#### [To do]
Search the listing for "工程勘察设计委托分包合同" and copy every line where it appears.

Lines of data:
___

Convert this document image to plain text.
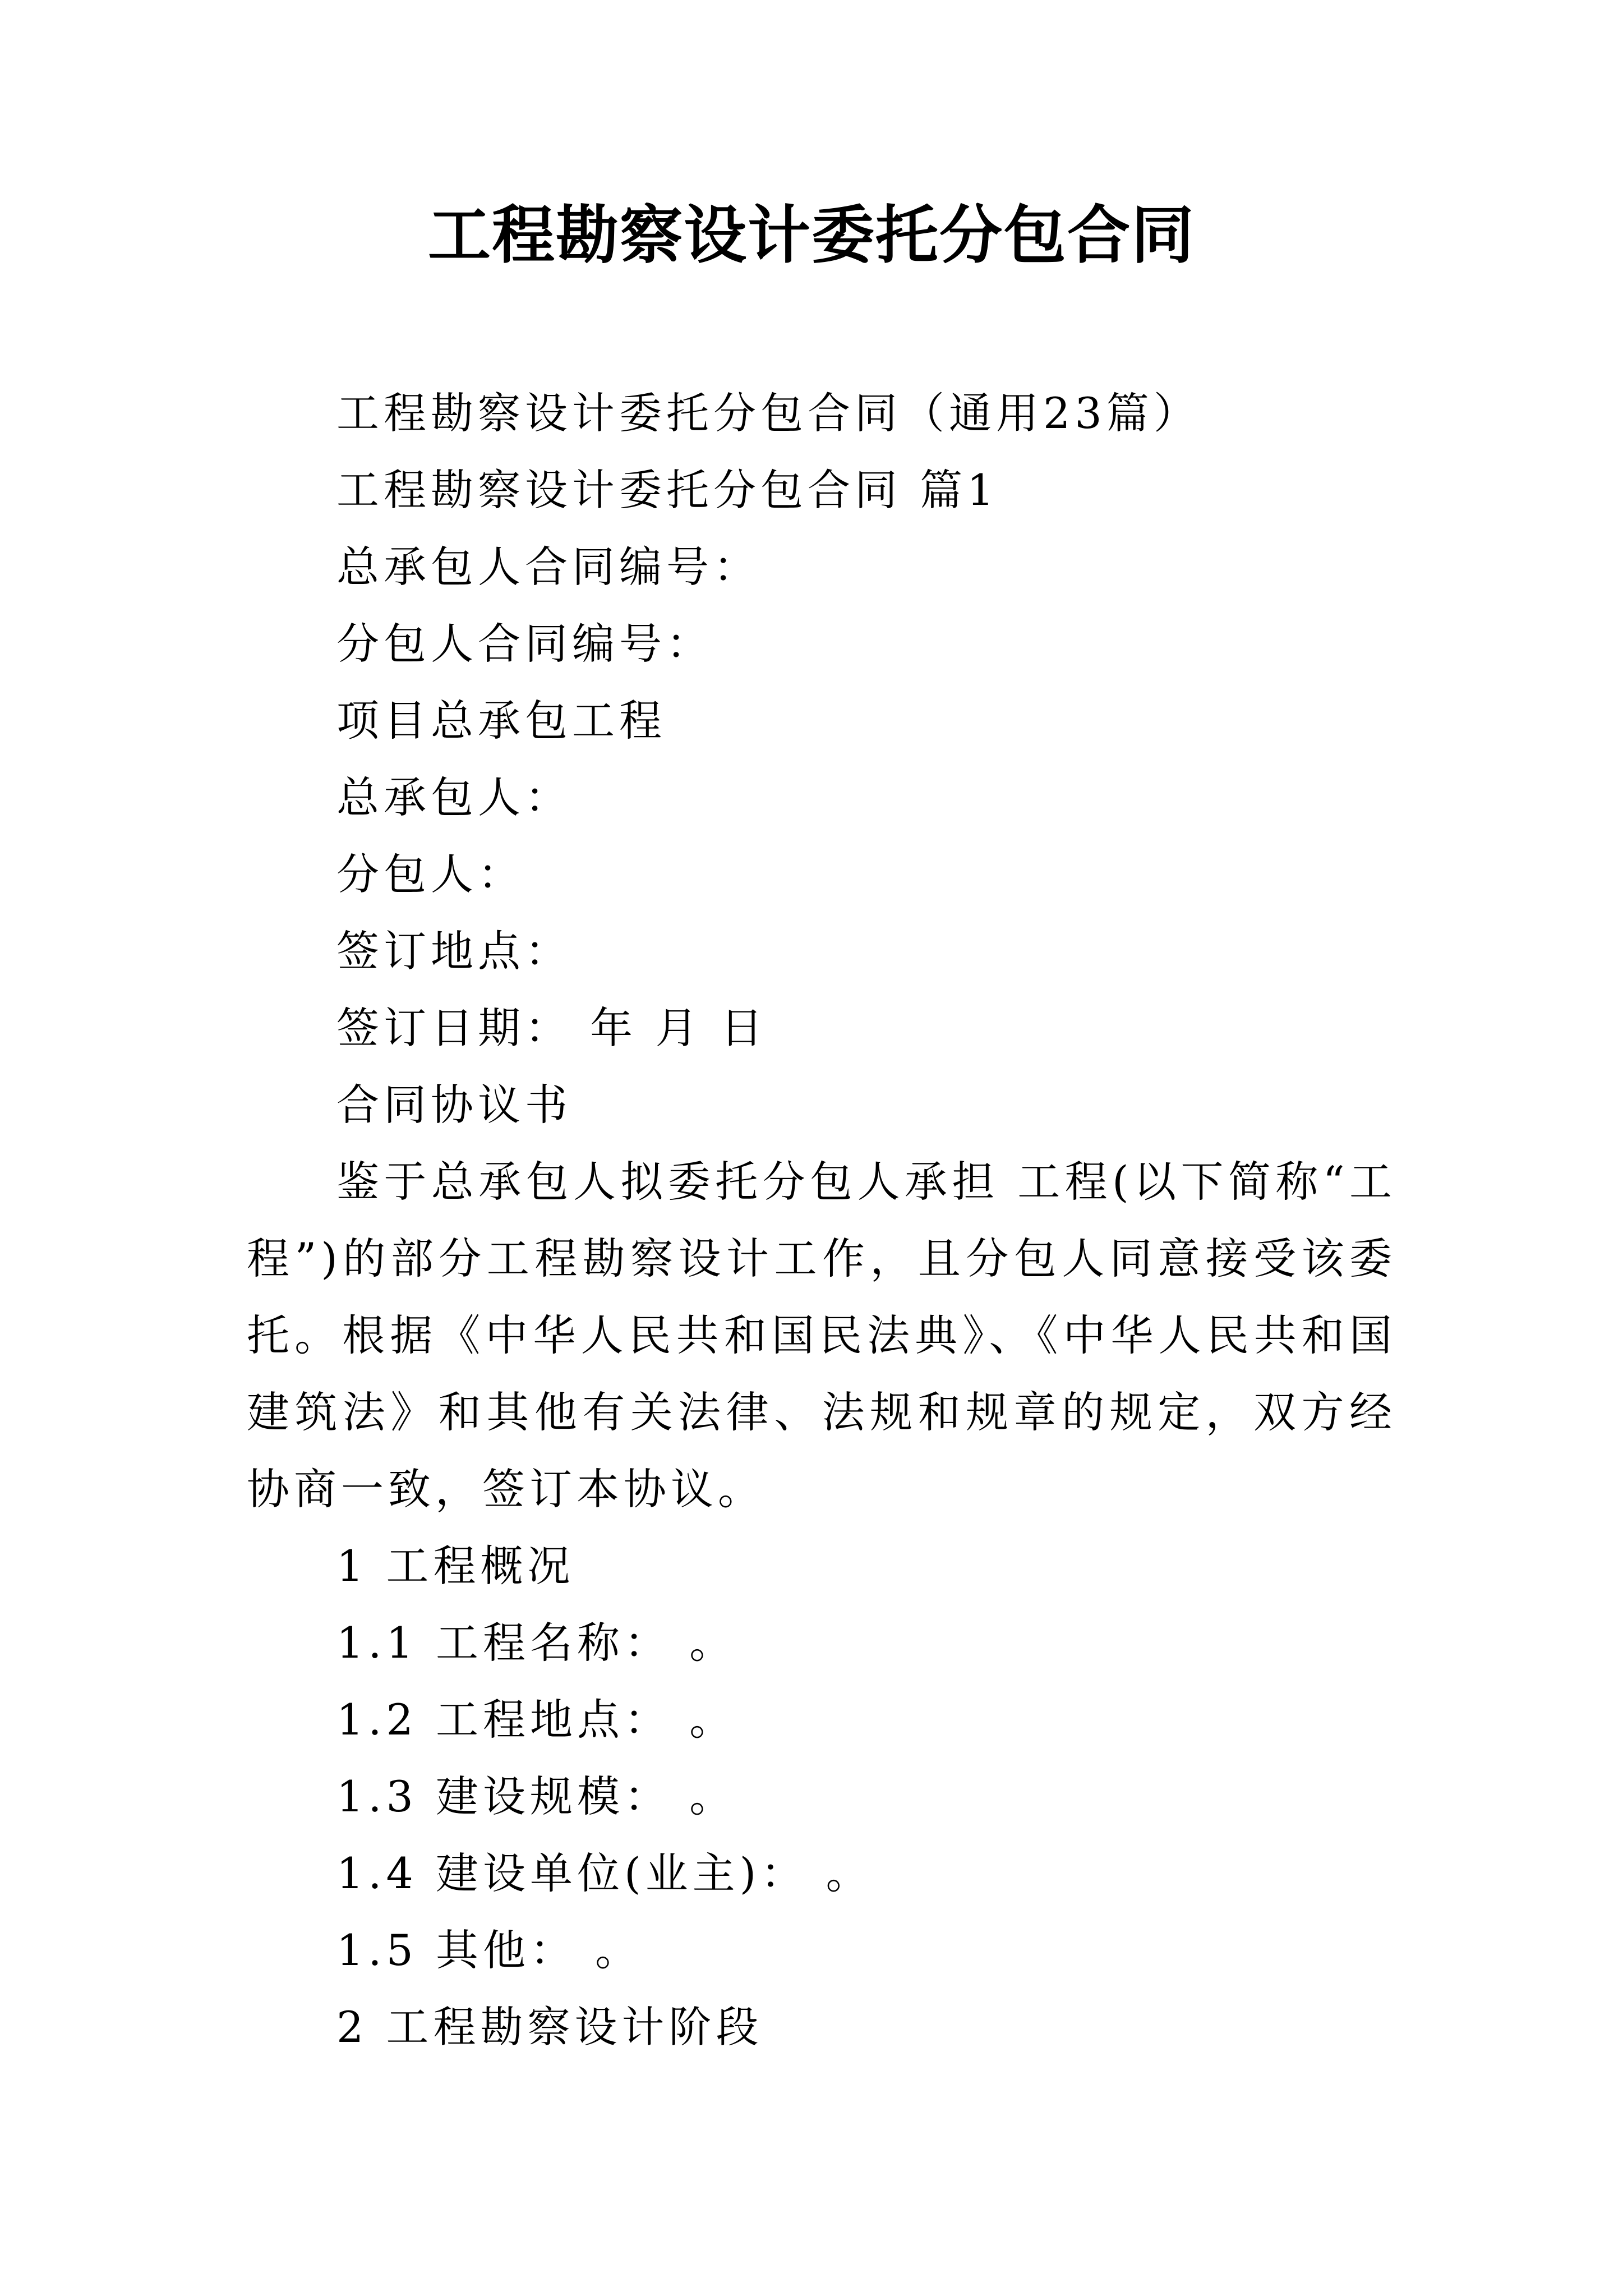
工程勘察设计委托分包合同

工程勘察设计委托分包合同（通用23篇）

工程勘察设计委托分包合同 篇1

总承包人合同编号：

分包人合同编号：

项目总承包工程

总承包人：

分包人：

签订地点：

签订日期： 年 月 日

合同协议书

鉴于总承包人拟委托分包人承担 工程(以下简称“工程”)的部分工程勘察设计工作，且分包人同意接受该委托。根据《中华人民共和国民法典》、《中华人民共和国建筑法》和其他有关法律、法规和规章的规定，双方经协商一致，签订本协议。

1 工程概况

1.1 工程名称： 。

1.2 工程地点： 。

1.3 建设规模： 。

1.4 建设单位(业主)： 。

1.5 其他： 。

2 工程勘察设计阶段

___

#### [Response to the exercise]
工程勘察设计委托分包合同
工程勘察设计委托分包合同（通用23篇）
工程勘察设计委托分包合同 篇1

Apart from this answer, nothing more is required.